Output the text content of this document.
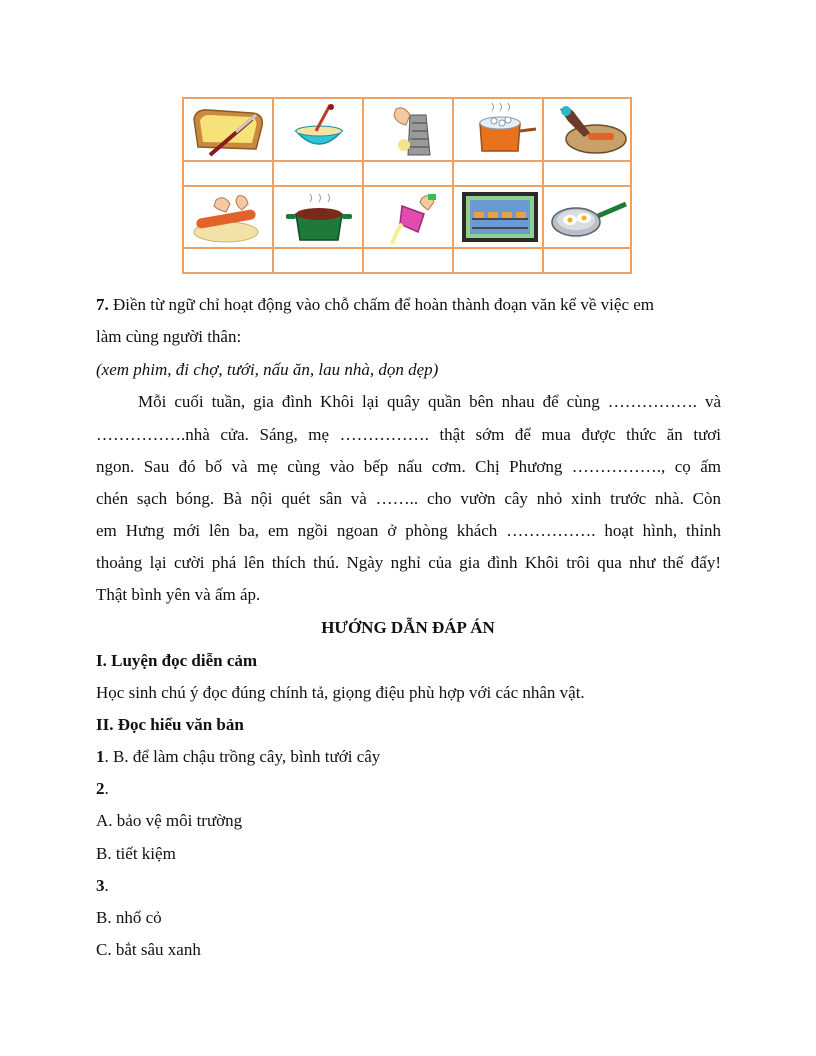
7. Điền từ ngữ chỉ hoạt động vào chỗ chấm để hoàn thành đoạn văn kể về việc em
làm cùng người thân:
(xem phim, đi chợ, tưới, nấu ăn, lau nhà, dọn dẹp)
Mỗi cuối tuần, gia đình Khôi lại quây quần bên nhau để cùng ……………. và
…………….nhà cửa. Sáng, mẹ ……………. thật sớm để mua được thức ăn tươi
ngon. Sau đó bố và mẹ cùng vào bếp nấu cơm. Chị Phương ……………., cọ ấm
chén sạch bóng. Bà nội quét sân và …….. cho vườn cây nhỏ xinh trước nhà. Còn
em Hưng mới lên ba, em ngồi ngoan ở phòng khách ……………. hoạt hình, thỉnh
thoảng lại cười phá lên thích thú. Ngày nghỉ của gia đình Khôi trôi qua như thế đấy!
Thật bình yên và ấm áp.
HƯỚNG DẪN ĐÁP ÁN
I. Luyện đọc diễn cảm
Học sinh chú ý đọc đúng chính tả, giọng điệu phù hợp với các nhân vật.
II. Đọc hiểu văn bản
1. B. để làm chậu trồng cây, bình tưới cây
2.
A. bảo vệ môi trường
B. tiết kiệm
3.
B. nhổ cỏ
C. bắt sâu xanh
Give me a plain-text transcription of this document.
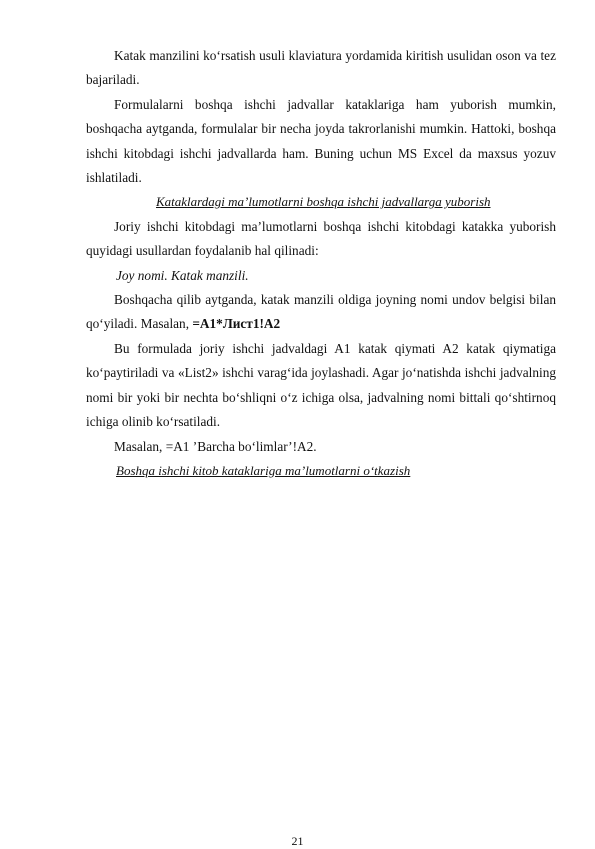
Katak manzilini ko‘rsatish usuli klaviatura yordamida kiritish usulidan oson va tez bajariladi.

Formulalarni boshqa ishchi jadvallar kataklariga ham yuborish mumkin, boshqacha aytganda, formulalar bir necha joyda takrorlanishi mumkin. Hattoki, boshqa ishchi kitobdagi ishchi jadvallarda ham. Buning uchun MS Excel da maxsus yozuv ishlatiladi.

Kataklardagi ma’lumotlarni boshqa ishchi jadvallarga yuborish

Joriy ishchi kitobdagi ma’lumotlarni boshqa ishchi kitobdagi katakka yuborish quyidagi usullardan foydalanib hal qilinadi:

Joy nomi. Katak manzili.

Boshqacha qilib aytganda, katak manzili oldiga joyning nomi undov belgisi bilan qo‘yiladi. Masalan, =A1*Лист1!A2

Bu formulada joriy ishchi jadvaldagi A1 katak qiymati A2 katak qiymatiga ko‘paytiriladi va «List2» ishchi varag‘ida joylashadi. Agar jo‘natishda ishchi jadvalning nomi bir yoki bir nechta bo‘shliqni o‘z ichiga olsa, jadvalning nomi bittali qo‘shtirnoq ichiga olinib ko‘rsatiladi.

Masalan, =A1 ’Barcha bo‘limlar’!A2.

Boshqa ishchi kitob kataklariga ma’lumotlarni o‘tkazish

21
= = =
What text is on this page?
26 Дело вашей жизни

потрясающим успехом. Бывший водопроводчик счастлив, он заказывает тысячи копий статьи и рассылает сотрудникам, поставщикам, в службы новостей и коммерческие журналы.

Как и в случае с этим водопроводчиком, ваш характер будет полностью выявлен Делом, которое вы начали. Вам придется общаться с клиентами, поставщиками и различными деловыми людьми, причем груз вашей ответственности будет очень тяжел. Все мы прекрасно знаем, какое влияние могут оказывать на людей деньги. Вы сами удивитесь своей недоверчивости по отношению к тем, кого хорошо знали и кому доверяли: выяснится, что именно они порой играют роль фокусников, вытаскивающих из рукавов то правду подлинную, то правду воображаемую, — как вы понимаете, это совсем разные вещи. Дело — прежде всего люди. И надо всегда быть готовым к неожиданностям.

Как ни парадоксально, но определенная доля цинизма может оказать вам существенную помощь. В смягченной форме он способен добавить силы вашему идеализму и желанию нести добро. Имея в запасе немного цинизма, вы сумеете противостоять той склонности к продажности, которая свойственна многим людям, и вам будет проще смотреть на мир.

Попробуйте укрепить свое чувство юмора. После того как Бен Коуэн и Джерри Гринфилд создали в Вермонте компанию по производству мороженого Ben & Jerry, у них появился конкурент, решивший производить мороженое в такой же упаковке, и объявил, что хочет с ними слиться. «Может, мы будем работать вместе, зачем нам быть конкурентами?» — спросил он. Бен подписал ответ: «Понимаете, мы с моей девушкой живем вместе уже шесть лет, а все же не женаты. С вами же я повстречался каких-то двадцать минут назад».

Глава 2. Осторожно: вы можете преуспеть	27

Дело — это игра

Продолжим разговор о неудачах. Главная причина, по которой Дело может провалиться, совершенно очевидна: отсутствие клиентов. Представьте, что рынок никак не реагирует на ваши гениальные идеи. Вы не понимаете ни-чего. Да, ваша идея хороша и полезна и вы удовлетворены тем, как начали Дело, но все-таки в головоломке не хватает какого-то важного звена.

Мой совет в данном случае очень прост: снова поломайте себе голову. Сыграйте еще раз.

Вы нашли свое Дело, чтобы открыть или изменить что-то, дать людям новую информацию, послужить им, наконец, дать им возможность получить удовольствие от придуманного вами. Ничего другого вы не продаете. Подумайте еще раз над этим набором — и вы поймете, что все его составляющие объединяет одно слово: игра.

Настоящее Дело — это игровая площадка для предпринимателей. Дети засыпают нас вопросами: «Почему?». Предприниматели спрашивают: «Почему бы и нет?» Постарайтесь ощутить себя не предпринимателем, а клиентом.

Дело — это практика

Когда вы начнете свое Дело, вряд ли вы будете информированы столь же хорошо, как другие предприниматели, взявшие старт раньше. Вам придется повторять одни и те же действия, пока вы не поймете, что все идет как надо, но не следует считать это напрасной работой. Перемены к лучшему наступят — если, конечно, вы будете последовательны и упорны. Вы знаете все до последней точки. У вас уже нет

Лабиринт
= = =
In the listing, find each line with the string "cùng" and copy it.

làm cùng người thân:
Mỗi cuối tuần, gia đình Khôi lại quây quần bên nhau để cùng ……………. và
ngon. Sau đó bố và mẹ cùng vào bếp nấu cơm. Chị Phương ……………., cọ ấm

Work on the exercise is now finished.